[Begin Data excerpts]

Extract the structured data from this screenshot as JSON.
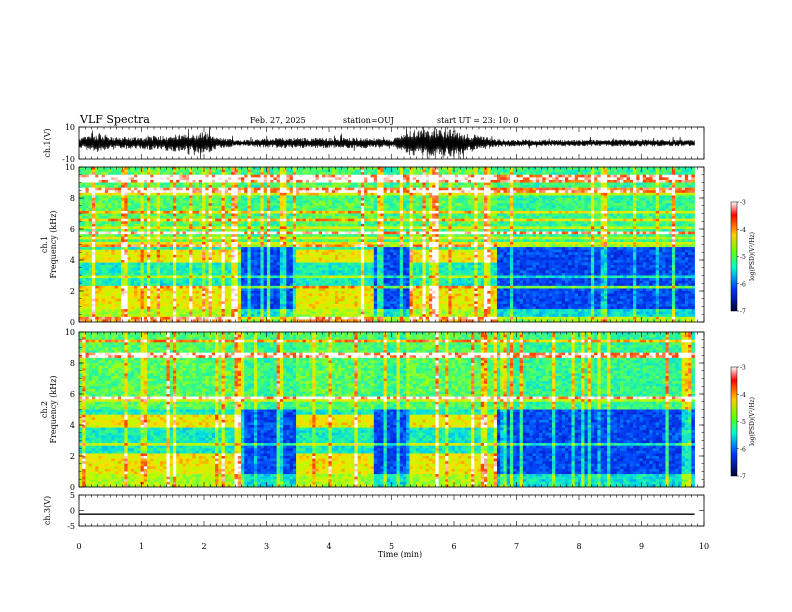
{
  "header": {
    "title": "VLF Spectra",
    "date": "Feb. 27, 2025",
    "station": "station=OUJ",
    "start": "start  UT  =   23: 10: 0"
  },
  "chart_data": [
    {
      "id": "ch1-waveform",
      "type": "line",
      "ylabel": "ch.1(V)",
      "ylim": [
        -10,
        10
      ],
      "yticks": [
        "10",
        "-10"
      ],
      "xlim": [
        0,
        10
      ],
      "data_end_min": 9.85,
      "envelope_min": [
        0,
        0.35,
        0.5,
        1.0,
        1.5,
        1.8,
        2.0,
        2.2,
        2.6,
        3.0,
        3.4,
        4.0,
        4.5,
        4.75,
        5.0,
        5.3,
        5.7,
        6.0,
        6.3,
        6.7,
        7.0,
        8.0,
        9.0,
        9.85
      ],
      "envelope_amp_v": [
        3.2,
        6.5,
        3.8,
        4.0,
        5.5,
        5.2,
        7.5,
        3.5,
        2.0,
        3.0,
        3.4,
        3.2,
        3.5,
        2.8,
        2.2,
        8.0,
        9.0,
        8.5,
        5.5,
        2.5,
        2.2,
        2.0,
        2.2,
        2.0
      ]
    },
    {
      "id": "ch1-spectrogram",
      "type": "heatmap",
      "ylabel": "ch.1\nFrequency (kHz)",
      "ylim": [
        0,
        10
      ],
      "yticks": [
        "0",
        "2",
        "4",
        "6",
        "8",
        "10"
      ],
      "xlim": [
        0,
        10
      ],
      "data_end_min": 9.85,
      "colorbar": {
        "label": "log(PSD)(V²/Hz)",
        "range": [
          -7,
          -3
        ],
        "ticks": [
          "-3",
          "-4",
          "-5",
          "-6",
          "-7"
        ]
      },
      "segments_min": [
        {
          "start": 0.0,
          "end": 2.6,
          "activity": "high"
        },
        {
          "start": 2.6,
          "end": 3.45,
          "activity": "low"
        },
        {
          "start": 3.45,
          "end": 4.7,
          "activity": "high"
        },
        {
          "start": 4.7,
          "end": 5.3,
          "activity": "low"
        },
        {
          "start": 5.3,
          "end": 6.7,
          "activity": "high"
        },
        {
          "start": 6.7,
          "end": 9.85,
          "activity": "low"
        }
      ]
    },
    {
      "id": "ch2-spectrogram",
      "type": "heatmap",
      "ylabel": "ch.2\nFrequency (kHz)",
      "ylim": [
        0,
        10
      ],
      "yticks": [
        "0",
        "2",
        "4",
        "6",
        "8",
        "10"
      ],
      "xlim": [
        0,
        10
      ],
      "data_end_min": 9.85,
      "colorbar": {
        "label": "log(PSD)(V²/Hz)",
        "range": [
          -7,
          -3
        ],
        "ticks": [
          "-3",
          "-4",
          "-5",
          "-6",
          "-7"
        ]
      },
      "segments_min": [
        {
          "start": 0.0,
          "end": 2.6,
          "activity": "high"
        },
        {
          "start": 2.6,
          "end": 3.45,
          "activity": "low"
        },
        {
          "start": 3.45,
          "end": 4.7,
          "activity": "high"
        },
        {
          "start": 4.7,
          "end": 5.3,
          "activity": "low"
        },
        {
          "start": 5.3,
          "end": 6.7,
          "activity": "high"
        },
        {
          "start": 6.7,
          "end": 9.85,
          "activity": "low"
        }
      ]
    },
    {
      "id": "ch3-waveform",
      "type": "line",
      "ylabel": "ch.3(V)",
      "ylim": [
        -5,
        5
      ],
      "yticks": [
        "5",
        "0",
        "-5"
      ],
      "xlim": [
        0,
        10
      ],
      "x": [
        0,
        9.85
      ],
      "values": [
        -1.2,
        -1.2
      ]
    }
  ],
  "xaxis": {
    "label": "Time  (min)",
    "ticks": [
      "0",
      "1",
      "2",
      "3",
      "4",
      "5",
      "6",
      "7",
      "8",
      "9",
      "10"
    ]
  }
}
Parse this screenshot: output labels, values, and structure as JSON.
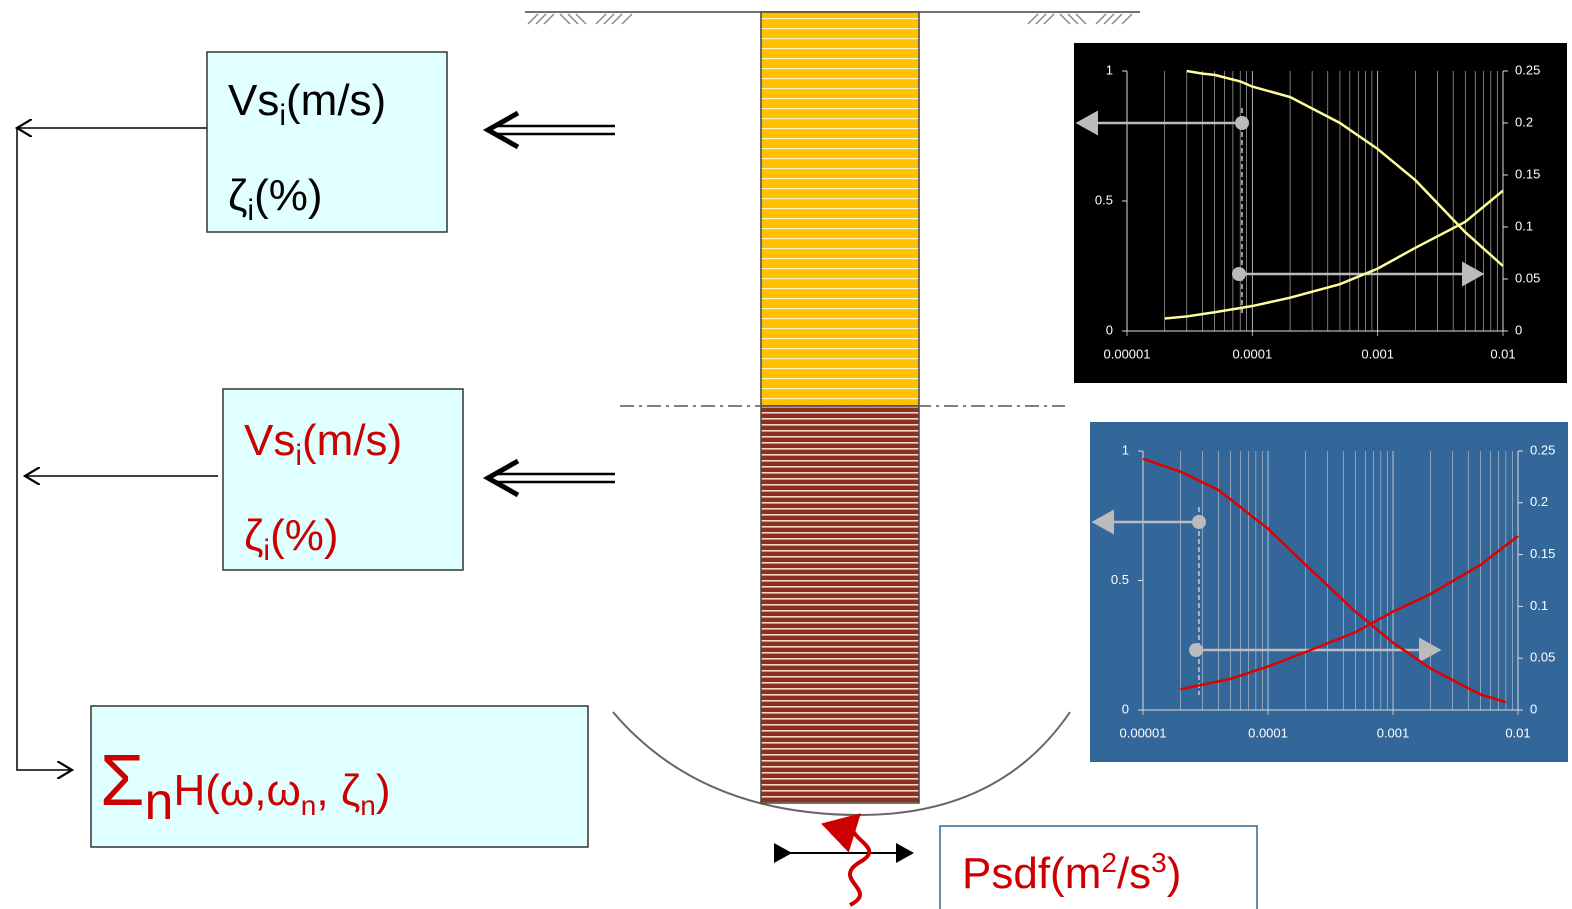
{
  "boxes": [
    {
      "vs": {
        "base": "Vs",
        "sub": "i",
        "rest": "(m/s)"
      },
      "damping": {
        "base": "ζ",
        "sub": "i",
        "rest": "(%)"
      }
    },
    {
      "vs": {
        "base": "Vs",
        "sub": "i",
        "rest": "(m/s)"
      },
      "damping": {
        "base": "ζ",
        "sub": "i",
        "rest": "(%)"
      }
    }
  ],
  "transfer": {
    "sigma": "Σ",
    "sigma_sub": "n",
    "func": "H(ω,ω",
    "sub1": "n",
    "mid": ", ζ",
    "sub2": "n",
    "end": ")"
  },
  "input": {
    "base": "Psdf(m",
    "sup1": "2",
    "mid": "/s",
    "sup2": "3",
    "end": ")"
  },
  "charts": [
    {
      "type": "line",
      "x_scale": "log",
      "background": "#000000",
      "xlim": [
        1e-05,
        0.01
      ],
      "xticks": [
        1e-05,
        0.0001,
        0.001,
        0.01
      ],
      "ylim": [
        0,
        1
      ],
      "yticks": [
        0,
        0.5,
        1
      ],
      "y2lim": [
        0,
        0.25
      ],
      "y2ticks": [
        0,
        0.05,
        0.1,
        0.15,
        0.2,
        0.25
      ],
      "series": [
        {
          "color": "#ffff99",
          "x": [
            3e-05,
            4e-05,
            5e-05,
            8e-05,
            0.0001,
            0.0002,
            0.0005,
            0.001,
            0.002,
            0.005,
            0.01
          ],
          "values": [
            1,
            0.99,
            0.985,
            0.96,
            0.94,
            0.9,
            0.8,
            0.7,
            0.58,
            0.38,
            0.25
          ]
        },
        {
          "color": "#ffff99",
          "axis": "y2",
          "x": [
            2e-05,
            3e-05,
            5e-05,
            0.0001,
            0.0002,
            0.0005,
            0.001,
            0.002,
            0.005,
            0.01
          ],
          "values": [
            0.012,
            0.014,
            0.018,
            0.024,
            0.032,
            0.045,
            0.06,
            0.08,
            0.105,
            0.135
          ]
        }
      ]
    },
    {
      "type": "line",
      "x_scale": "log",
      "background": "#336699",
      "xlim": [
        1e-05,
        0.01
      ],
      "xticks": [
        1e-05,
        0.0001,
        0.001,
        0.01
      ],
      "ylim": [
        0,
        1
      ],
      "yticks": [
        0,
        0.5,
        1
      ],
      "y2lim": [
        0,
        0.25
      ],
      "y2ticks": [
        0,
        0.05,
        0.1,
        0.15,
        0.2,
        0.25
      ],
      "series": [
        {
          "color": "#e00000",
          "x": [
            1e-05,
            2e-05,
            4e-05,
            0.0001,
            0.0002,
            0.0005,
            0.001,
            0.002,
            0.005,
            0.008
          ],
          "values": [
            0.97,
            0.92,
            0.85,
            0.7,
            0.56,
            0.38,
            0.26,
            0.16,
            0.06,
            0.03
          ]
        },
        {
          "color": "#e00000",
          "axis": "y2",
          "x": [
            2e-05,
            5e-05,
            0.0001,
            0.0002,
            0.0005,
            0.001,
            0.002,
            0.005,
            0.01
          ],
          "values": [
            0.02,
            0.03,
            0.042,
            0.056,
            0.075,
            0.095,
            0.112,
            0.14,
            0.168
          ]
        }
      ]
    }
  ]
}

[End Data excerpts]

◆ **What is being asked**:
Find the lines of the material that hold the word "background" and report their count alone.

◆ **Output for this task**:
2